Given records:
# # #

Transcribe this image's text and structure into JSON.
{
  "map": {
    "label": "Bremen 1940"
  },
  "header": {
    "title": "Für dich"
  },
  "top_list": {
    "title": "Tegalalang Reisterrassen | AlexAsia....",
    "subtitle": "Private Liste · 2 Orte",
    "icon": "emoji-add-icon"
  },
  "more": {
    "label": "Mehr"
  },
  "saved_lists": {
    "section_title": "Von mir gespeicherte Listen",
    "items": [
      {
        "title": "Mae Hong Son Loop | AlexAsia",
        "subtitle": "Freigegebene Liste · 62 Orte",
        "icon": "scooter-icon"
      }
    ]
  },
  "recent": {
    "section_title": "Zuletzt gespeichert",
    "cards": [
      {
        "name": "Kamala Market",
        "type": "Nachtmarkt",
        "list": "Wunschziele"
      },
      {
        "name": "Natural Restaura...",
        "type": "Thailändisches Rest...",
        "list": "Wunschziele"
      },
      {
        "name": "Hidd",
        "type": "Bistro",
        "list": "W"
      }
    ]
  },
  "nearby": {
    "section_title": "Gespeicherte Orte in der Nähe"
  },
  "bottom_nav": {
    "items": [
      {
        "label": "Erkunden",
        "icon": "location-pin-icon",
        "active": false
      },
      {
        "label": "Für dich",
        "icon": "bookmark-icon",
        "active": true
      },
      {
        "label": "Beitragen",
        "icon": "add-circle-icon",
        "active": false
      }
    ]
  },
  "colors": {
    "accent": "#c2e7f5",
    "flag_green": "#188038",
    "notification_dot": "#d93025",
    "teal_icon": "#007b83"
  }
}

# # #

What the exercise asks: Pull every line containing "Orte" from the data.

Finished answer:
    "subtitle": "Private Liste · 2 Orte",
        "subtitle": "Freigegebene Liste · 62 Orte",
    "section_title": "Gespeicherte Orte in der Nähe"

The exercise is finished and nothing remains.